=== Stated goal ===
Return every line below in which "data" appears.
'''
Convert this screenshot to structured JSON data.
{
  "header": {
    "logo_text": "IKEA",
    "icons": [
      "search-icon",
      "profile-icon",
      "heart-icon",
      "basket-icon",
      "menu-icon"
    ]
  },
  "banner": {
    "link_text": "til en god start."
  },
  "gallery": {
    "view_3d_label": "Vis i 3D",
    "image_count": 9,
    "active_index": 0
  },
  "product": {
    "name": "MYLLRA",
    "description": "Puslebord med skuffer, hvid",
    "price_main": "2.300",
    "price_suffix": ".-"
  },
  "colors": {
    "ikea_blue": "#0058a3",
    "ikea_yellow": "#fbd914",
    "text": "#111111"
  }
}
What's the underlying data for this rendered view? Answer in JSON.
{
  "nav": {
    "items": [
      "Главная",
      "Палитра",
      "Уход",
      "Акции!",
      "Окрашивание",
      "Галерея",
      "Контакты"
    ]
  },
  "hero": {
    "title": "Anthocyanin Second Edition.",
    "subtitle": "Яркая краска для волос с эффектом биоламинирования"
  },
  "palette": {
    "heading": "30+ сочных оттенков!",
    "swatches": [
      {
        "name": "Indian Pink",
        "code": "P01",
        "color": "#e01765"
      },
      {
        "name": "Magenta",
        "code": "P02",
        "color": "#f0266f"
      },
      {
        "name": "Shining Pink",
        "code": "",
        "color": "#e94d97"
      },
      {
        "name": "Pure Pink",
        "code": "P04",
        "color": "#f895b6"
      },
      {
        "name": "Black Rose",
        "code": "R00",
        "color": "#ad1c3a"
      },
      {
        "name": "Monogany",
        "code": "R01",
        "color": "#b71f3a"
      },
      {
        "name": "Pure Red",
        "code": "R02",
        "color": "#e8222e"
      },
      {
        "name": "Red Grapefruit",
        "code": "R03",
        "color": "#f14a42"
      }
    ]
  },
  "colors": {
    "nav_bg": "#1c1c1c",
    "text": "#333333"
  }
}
'''
=== Output below ===
Convert this screenshot to structured JSON data.
What's the underlying data for this rendered view? Answer in JSON.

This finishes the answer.